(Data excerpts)

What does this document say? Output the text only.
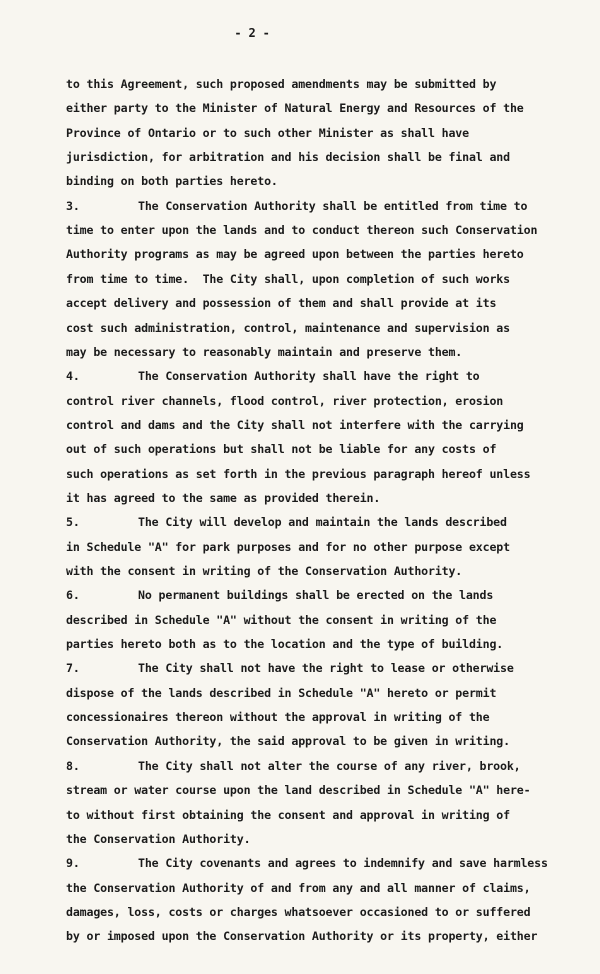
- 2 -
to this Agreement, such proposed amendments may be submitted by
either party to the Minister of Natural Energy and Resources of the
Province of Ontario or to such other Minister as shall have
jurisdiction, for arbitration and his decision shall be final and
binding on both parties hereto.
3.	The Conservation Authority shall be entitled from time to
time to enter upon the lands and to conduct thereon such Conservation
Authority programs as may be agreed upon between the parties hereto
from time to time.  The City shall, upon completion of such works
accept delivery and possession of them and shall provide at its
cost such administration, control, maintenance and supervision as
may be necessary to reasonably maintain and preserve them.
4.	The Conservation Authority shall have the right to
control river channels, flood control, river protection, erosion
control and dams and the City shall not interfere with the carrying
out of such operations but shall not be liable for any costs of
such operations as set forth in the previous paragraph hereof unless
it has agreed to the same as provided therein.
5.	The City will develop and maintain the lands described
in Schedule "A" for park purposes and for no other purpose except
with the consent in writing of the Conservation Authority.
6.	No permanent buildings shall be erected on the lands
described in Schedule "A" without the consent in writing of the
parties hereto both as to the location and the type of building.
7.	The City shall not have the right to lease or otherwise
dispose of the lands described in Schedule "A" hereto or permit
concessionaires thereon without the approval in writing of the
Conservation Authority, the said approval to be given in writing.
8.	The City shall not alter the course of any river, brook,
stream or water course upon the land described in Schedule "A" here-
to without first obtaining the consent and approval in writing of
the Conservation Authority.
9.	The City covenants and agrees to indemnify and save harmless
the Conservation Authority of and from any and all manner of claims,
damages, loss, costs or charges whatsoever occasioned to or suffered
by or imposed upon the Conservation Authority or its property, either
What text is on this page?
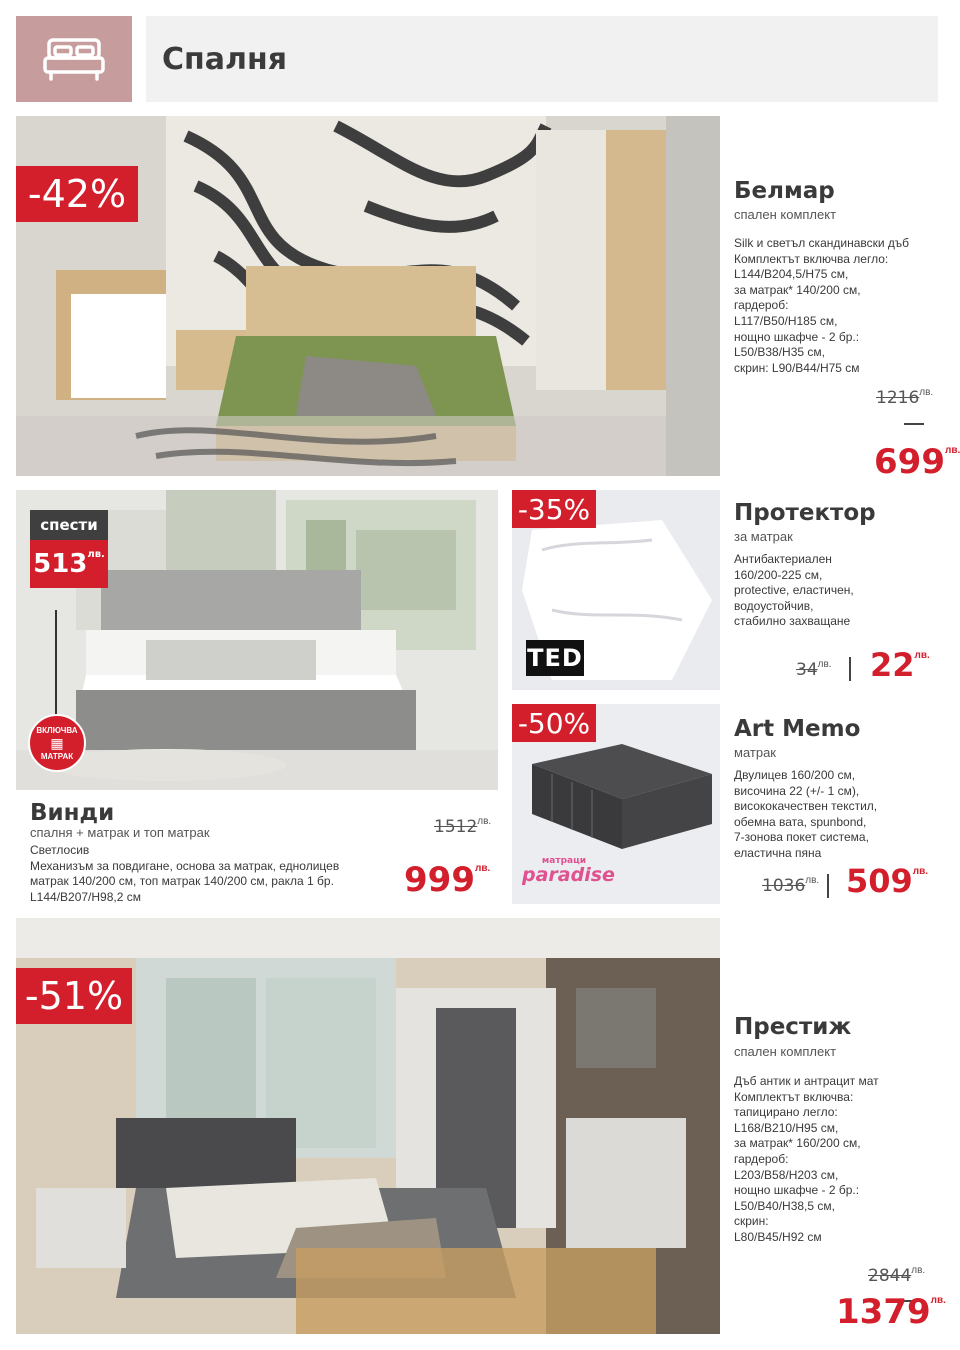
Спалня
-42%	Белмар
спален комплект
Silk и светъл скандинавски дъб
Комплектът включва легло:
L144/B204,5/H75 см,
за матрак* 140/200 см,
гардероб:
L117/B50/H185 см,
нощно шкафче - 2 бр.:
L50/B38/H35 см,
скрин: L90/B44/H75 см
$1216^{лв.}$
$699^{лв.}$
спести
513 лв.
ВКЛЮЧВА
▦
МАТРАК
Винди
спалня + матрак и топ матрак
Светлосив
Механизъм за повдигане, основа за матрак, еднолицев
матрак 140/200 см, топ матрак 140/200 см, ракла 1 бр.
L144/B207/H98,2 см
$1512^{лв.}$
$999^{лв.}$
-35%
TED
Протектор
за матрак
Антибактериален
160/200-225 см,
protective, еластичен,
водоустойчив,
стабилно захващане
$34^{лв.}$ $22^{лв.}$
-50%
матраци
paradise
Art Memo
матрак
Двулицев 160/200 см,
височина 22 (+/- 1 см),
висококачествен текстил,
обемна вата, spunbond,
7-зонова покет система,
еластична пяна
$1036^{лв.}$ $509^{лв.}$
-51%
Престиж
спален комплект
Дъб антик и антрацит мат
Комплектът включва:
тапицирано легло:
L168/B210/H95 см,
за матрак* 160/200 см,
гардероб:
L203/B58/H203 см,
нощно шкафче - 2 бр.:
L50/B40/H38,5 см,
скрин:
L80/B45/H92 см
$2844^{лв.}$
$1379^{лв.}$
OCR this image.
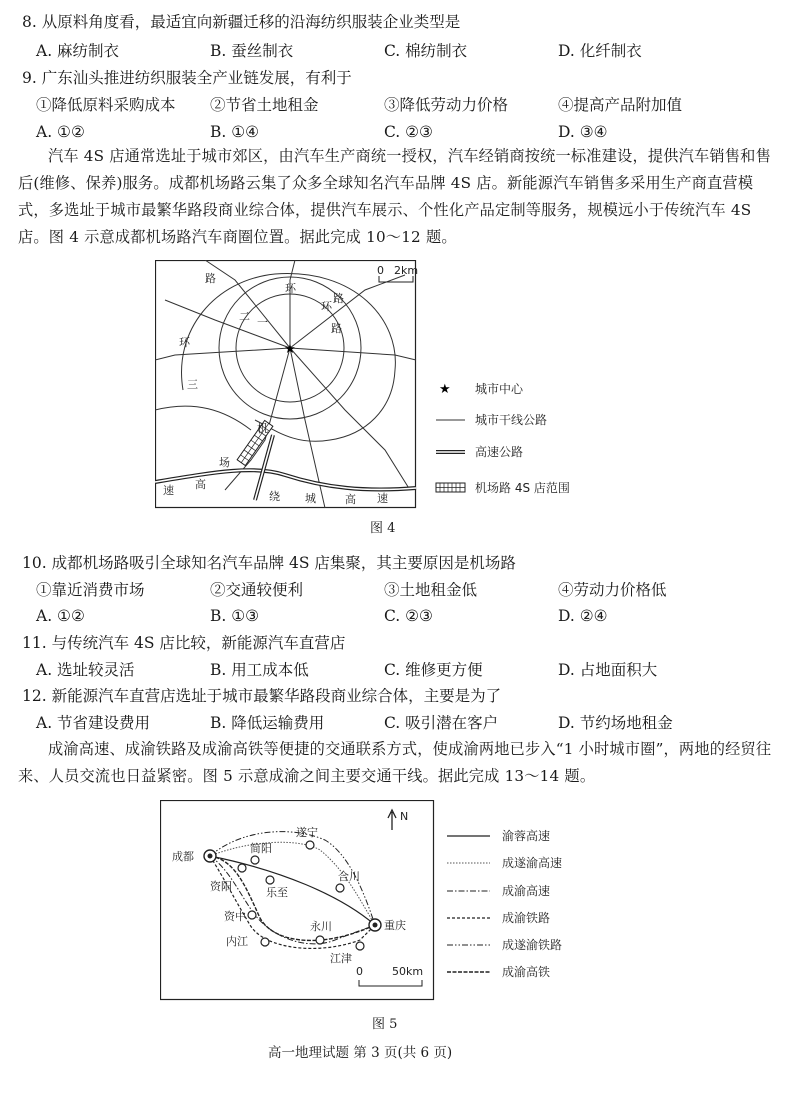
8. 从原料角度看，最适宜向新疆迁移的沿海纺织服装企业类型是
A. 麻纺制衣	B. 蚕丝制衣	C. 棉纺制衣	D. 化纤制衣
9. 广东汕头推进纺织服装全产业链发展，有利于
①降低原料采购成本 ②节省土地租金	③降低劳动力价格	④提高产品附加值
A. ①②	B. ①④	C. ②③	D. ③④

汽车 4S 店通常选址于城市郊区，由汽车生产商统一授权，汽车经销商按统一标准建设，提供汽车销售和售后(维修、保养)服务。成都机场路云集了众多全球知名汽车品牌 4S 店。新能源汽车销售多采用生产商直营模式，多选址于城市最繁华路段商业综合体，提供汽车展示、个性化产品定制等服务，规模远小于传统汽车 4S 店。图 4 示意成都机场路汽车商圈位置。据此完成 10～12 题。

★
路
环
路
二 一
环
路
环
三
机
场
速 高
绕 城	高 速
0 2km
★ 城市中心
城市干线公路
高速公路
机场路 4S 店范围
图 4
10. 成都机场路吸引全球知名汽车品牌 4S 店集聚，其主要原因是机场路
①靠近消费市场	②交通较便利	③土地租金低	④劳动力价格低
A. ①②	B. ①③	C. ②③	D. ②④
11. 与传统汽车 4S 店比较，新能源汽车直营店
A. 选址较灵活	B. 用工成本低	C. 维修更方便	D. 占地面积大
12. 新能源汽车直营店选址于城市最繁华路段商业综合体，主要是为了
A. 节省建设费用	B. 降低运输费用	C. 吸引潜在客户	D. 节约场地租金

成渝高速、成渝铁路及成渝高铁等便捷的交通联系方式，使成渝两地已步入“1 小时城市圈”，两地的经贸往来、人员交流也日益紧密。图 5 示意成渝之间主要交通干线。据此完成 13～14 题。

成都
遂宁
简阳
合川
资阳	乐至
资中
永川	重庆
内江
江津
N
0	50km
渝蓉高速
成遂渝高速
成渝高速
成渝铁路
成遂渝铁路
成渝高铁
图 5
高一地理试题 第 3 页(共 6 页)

WHAT YOU ARE ASKED TO DO: Which lines contain "this"? Copy each of them out.

FULL OUTPUT:
What does this document say? Output the text only.
to this Agreement, such proposed amendments may be submitted by
What text is on this page?
OCR this image.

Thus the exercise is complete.